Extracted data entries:
□ □ □ □
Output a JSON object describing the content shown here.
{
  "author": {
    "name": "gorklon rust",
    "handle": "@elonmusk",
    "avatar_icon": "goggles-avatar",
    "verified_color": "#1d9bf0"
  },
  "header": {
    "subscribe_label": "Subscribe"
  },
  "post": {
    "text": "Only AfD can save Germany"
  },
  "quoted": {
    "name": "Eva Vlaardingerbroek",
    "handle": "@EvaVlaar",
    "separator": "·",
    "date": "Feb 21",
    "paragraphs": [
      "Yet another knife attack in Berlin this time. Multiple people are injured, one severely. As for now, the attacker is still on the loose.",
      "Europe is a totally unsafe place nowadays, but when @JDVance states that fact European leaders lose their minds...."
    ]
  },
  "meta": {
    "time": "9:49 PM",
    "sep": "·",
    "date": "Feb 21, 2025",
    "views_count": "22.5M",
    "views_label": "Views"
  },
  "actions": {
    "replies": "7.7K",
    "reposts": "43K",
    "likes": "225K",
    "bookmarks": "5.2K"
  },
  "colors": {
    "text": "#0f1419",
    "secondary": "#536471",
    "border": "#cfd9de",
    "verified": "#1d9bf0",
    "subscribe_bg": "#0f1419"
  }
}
□ □ □ □
Aim of the exercise: Please repeat all the records above exactly as they appear.

Final answer:
Output a JSON object describing the content shown here.
{
  "author": {
    "name": "gorklon rust",
    "handle": "@elonmusk",
    "avatar_icon": "goggles-avatar",
    "verified_color": "#1d9bf0"
  },
  "header": {
    "subscribe_label": "Subscribe"
  },
  "post": {
    "text": "Only AfD can save Germany"
  },
  "quoted": {
    "name": "Eva Vlaardingerbroek",
    "handle": "@EvaVlaar",
    "separator": "·",
    "date": "Feb 21",
    "paragraphs": [
      "Yet another knife attack in Berlin this time. Multiple people are injured, one severely. As for now, the attacker is still on the loose.",
      "Europe is a totally unsafe place nowadays, but when @JDVance states that fact European leaders lose their minds...."
    ]
  },
  "meta": {
    "time": "9:49 PM",
    "sep": "·",
    "date": "Feb 21, 2025",
    "views_count": "22.5M",
    "views_label": "Views"
  },
  "actions": {
    "replies": "7.7K",
    "reposts": "43K",
    "likes": "225K",
    "bookmarks": "5.2K"
  },
  "colors": {
    "text": "#0f1419",
    "secondary": "#536471",
    "border": "#cfd9de",
    "verified": "#1d9bf0",
    "subscribe_bg": "#0f1419"
  }
}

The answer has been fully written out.